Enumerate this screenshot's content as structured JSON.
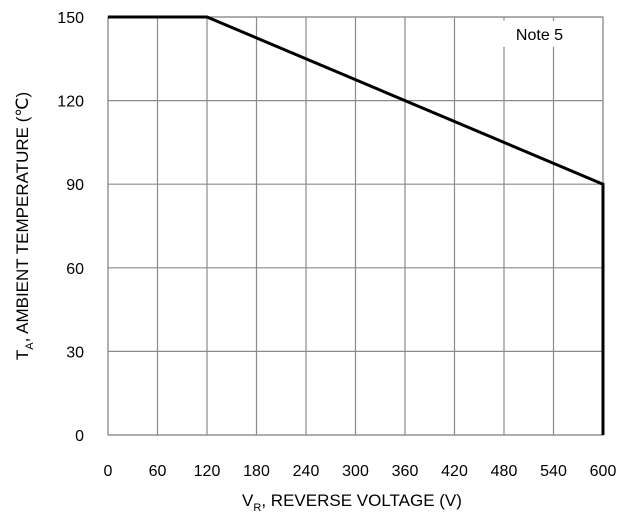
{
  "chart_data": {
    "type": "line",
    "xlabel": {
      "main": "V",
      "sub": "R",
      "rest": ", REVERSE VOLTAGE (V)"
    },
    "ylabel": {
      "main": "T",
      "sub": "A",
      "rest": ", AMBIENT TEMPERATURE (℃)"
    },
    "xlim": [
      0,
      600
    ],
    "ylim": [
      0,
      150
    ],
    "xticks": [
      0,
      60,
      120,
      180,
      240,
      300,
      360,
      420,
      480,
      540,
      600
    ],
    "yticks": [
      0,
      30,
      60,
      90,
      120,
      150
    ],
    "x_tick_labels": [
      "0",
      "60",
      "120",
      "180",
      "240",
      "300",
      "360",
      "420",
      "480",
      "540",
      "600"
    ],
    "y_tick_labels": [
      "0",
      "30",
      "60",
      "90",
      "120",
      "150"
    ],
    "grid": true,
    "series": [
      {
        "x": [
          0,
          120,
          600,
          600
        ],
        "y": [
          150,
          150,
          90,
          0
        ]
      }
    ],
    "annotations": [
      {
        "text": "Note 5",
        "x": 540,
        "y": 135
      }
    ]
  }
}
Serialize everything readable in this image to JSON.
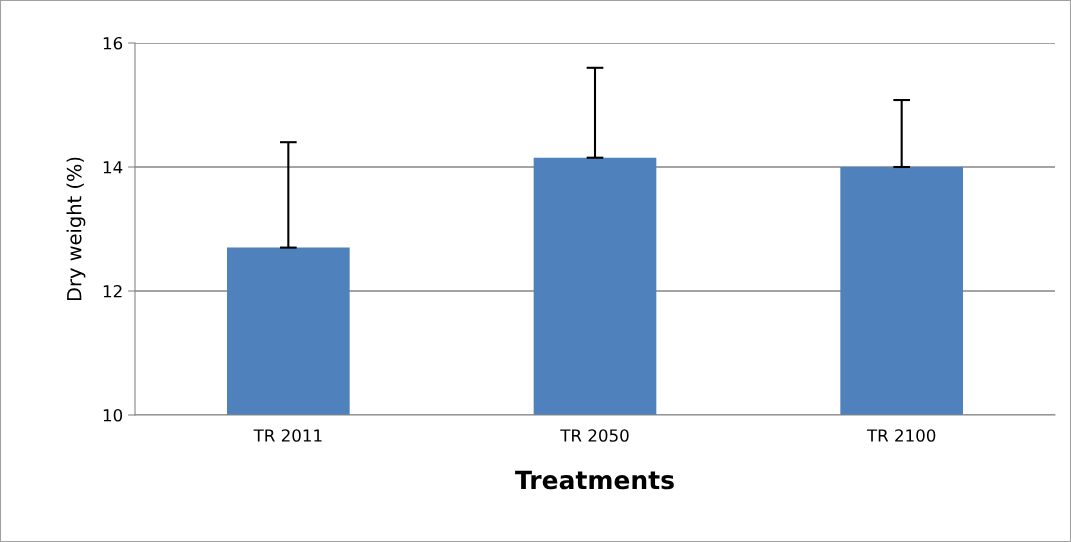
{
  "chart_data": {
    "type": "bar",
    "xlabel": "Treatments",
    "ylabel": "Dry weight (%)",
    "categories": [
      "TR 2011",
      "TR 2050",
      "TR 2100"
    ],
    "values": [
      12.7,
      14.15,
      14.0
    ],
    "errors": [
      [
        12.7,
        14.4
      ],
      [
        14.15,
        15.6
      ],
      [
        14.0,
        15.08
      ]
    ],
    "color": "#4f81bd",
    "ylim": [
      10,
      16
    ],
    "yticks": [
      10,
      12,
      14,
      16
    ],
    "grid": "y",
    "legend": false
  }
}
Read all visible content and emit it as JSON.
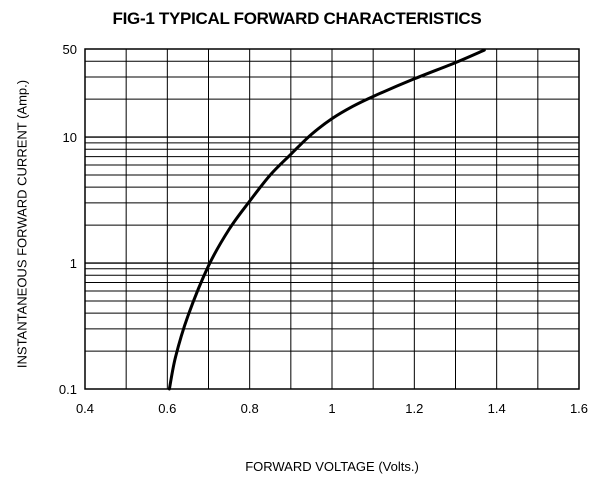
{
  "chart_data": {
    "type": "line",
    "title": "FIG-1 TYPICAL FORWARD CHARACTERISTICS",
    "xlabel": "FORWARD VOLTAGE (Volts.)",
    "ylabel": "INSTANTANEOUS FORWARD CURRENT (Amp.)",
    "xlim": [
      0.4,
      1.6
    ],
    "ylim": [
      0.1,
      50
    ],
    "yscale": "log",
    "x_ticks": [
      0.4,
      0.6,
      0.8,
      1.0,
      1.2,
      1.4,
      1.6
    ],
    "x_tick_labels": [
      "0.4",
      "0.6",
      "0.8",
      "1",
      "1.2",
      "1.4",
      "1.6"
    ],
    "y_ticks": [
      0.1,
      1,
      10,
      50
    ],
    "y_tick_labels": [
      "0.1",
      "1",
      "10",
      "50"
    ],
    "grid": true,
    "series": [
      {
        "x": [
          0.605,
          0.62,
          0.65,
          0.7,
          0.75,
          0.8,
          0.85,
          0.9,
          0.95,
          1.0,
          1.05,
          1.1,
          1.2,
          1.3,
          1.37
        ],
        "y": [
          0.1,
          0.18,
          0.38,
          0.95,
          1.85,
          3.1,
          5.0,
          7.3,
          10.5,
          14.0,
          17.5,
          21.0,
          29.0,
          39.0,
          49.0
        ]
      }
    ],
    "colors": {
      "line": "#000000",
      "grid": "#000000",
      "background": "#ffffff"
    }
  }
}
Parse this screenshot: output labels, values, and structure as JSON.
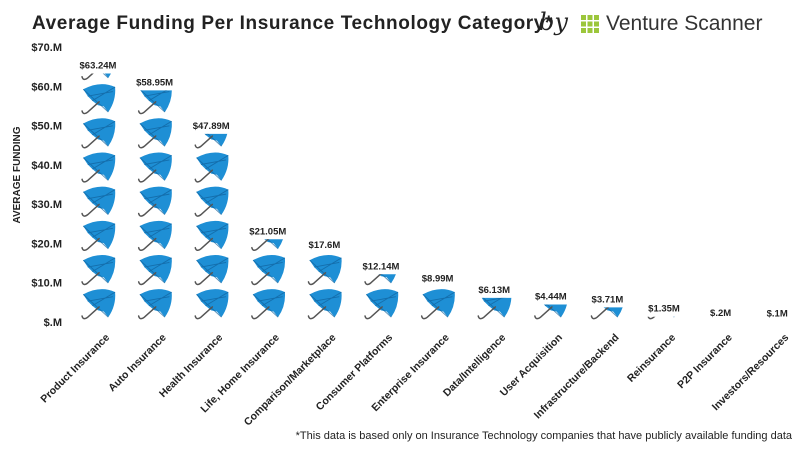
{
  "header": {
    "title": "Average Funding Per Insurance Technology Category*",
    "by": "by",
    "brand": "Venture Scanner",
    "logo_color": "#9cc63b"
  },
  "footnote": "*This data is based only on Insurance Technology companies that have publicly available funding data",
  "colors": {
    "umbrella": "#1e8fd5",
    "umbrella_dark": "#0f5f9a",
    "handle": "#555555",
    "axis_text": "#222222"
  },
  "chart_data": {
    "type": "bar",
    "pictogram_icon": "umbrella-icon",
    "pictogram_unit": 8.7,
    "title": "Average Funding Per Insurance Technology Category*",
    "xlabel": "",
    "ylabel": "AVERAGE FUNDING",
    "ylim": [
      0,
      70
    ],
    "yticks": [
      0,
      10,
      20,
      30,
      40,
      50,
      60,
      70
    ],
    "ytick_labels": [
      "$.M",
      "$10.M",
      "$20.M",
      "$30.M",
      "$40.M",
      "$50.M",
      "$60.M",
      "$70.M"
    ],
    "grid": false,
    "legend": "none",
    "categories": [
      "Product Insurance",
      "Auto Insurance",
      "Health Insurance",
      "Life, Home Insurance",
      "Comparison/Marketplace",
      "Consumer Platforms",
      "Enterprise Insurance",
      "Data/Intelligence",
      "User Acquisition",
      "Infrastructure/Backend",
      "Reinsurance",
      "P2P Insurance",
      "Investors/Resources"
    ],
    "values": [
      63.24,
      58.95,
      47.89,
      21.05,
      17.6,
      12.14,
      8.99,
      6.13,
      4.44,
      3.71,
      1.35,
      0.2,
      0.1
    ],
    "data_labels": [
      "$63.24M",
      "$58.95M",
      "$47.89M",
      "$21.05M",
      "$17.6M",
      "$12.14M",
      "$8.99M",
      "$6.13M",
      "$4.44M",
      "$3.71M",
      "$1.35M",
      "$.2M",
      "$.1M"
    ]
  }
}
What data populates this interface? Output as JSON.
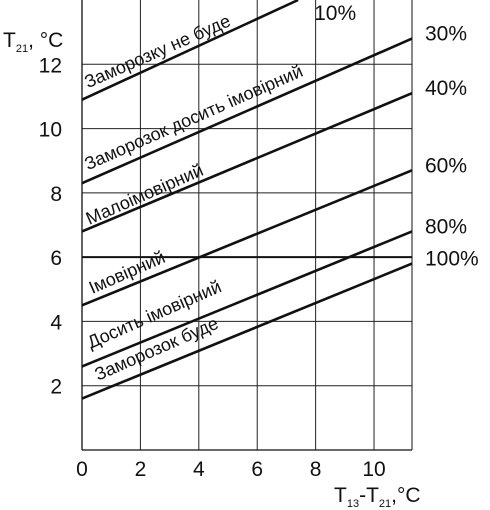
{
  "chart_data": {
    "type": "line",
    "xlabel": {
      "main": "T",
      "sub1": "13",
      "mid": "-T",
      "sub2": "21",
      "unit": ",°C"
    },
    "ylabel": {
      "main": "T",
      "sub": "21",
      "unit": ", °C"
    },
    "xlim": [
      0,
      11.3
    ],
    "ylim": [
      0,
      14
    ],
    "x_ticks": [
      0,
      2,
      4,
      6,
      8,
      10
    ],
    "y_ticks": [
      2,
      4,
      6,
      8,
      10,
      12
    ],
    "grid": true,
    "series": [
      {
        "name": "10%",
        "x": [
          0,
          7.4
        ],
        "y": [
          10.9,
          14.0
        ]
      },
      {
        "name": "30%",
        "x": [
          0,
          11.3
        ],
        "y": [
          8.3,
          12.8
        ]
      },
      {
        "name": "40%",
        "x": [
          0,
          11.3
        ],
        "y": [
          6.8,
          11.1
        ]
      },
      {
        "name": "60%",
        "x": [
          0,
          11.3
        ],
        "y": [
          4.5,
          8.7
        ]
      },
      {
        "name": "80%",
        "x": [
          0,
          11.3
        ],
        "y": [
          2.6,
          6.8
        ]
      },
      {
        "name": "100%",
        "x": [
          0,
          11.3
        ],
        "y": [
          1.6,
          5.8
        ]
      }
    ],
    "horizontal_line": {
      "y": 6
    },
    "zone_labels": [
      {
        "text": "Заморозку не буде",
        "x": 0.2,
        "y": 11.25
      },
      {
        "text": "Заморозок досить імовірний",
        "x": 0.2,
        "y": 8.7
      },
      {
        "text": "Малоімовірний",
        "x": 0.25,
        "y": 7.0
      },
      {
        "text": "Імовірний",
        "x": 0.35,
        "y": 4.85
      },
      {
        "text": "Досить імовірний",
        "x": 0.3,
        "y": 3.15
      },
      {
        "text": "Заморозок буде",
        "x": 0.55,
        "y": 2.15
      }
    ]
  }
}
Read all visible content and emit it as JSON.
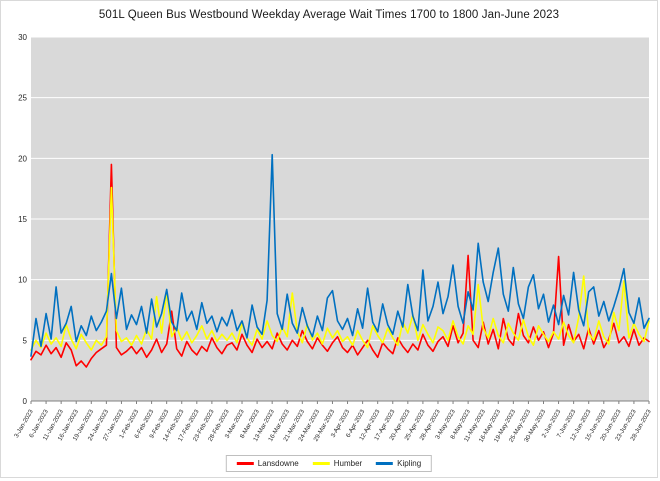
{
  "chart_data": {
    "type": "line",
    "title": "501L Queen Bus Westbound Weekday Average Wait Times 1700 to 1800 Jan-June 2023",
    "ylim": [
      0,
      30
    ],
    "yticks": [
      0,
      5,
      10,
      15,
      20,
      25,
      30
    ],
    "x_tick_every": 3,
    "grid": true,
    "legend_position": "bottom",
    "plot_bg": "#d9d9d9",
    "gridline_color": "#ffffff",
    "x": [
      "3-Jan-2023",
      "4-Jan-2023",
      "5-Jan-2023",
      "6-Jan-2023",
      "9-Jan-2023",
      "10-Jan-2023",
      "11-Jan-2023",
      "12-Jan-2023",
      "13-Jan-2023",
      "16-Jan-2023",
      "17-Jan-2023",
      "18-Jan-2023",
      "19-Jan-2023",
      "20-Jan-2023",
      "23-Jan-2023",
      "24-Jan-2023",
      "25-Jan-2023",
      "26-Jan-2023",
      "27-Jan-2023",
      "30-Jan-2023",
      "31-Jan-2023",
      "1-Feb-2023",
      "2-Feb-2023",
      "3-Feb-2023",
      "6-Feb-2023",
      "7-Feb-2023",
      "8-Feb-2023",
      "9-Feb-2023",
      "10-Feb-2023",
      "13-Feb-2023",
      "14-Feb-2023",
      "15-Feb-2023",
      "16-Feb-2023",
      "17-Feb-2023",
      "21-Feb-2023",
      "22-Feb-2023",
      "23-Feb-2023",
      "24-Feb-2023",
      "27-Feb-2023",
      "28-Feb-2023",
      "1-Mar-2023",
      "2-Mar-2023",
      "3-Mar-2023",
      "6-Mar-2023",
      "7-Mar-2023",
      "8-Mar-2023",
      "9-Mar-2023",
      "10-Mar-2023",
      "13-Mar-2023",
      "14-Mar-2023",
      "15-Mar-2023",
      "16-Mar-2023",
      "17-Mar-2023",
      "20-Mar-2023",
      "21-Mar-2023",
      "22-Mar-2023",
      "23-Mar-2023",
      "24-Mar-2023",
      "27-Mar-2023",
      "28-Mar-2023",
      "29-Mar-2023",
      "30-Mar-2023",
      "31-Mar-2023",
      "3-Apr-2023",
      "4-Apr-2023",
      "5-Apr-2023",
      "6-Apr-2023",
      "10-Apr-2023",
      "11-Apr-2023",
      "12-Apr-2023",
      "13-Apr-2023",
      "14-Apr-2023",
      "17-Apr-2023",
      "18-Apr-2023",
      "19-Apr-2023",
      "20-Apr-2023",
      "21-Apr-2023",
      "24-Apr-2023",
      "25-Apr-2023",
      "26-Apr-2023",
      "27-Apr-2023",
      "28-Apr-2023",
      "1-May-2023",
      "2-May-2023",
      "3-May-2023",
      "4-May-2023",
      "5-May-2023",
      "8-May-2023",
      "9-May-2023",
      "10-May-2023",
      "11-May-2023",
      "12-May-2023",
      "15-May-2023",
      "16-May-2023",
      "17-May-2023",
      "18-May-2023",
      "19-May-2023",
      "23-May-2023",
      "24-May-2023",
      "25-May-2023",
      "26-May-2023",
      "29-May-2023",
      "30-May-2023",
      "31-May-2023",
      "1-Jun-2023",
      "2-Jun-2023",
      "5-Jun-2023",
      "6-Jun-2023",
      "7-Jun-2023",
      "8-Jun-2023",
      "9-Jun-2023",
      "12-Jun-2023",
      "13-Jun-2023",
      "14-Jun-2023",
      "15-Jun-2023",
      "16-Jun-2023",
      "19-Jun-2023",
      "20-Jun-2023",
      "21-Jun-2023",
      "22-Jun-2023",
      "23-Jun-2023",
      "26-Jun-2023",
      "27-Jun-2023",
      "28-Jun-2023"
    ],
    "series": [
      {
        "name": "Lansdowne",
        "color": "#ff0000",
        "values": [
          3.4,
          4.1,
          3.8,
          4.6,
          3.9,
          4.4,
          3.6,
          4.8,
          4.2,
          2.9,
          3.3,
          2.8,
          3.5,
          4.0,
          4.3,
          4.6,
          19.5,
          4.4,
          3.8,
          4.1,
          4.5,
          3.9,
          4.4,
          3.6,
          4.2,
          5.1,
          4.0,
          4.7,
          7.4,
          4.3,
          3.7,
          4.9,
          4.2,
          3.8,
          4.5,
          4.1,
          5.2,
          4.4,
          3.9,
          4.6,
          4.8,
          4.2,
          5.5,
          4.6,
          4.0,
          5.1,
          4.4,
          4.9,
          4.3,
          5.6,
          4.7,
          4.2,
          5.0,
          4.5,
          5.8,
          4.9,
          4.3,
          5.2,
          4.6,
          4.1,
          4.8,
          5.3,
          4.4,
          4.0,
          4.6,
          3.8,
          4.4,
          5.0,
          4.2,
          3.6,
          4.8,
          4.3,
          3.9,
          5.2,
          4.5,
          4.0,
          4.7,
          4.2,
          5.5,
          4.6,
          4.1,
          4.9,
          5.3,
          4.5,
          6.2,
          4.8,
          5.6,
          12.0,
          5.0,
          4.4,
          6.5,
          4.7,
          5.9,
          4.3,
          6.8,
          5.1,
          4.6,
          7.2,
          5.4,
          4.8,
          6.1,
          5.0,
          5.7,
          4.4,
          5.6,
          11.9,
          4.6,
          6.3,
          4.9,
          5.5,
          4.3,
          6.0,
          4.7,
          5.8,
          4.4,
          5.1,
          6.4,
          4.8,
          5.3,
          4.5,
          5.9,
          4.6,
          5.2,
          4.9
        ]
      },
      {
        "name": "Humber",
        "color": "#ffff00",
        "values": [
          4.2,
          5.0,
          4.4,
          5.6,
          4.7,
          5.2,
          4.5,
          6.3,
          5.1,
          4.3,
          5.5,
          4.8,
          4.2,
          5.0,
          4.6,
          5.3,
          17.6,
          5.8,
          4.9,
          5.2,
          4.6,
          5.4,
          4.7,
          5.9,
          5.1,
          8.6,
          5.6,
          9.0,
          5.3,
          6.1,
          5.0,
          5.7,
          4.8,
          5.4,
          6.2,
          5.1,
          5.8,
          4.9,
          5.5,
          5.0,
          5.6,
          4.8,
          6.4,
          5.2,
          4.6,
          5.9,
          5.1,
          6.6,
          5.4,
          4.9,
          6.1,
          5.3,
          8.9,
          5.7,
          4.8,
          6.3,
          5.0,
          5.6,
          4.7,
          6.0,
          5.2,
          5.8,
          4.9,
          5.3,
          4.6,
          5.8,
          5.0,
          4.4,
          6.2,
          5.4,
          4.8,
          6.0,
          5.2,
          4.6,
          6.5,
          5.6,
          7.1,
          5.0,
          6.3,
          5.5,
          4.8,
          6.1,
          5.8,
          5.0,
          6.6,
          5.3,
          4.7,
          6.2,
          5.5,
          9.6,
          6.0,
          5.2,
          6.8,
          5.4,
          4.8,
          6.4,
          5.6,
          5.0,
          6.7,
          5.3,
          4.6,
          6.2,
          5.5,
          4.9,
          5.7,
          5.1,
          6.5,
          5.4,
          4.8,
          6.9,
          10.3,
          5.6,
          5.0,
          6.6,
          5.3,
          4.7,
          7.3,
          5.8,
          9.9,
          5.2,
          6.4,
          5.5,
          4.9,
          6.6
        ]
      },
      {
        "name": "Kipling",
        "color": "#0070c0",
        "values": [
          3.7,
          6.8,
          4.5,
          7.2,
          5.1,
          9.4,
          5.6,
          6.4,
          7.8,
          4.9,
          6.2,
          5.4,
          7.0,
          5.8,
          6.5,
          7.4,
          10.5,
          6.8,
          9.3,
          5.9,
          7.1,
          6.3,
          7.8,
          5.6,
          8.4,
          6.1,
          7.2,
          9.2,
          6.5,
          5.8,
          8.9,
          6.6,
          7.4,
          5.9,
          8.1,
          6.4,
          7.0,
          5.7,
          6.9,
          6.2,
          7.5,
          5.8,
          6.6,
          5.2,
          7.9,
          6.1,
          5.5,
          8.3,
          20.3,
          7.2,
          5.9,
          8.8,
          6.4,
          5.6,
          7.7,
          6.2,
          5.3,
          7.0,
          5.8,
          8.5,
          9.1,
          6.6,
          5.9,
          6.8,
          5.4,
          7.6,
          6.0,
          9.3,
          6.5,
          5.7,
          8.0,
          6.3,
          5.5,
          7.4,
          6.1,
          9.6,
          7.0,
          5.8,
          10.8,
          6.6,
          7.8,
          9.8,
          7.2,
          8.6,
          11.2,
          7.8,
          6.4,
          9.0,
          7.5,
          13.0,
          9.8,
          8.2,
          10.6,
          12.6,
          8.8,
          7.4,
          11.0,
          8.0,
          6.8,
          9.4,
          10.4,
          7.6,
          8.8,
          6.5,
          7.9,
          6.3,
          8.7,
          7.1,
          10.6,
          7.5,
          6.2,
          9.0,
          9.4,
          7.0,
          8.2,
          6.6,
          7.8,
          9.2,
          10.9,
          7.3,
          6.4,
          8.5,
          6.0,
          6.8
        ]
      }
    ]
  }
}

++++++++++++++++++++

Look back over the material above and state how many lines hold the word "VOLTAGE". Write the number and nothing else.

**Solution to this problem:**
2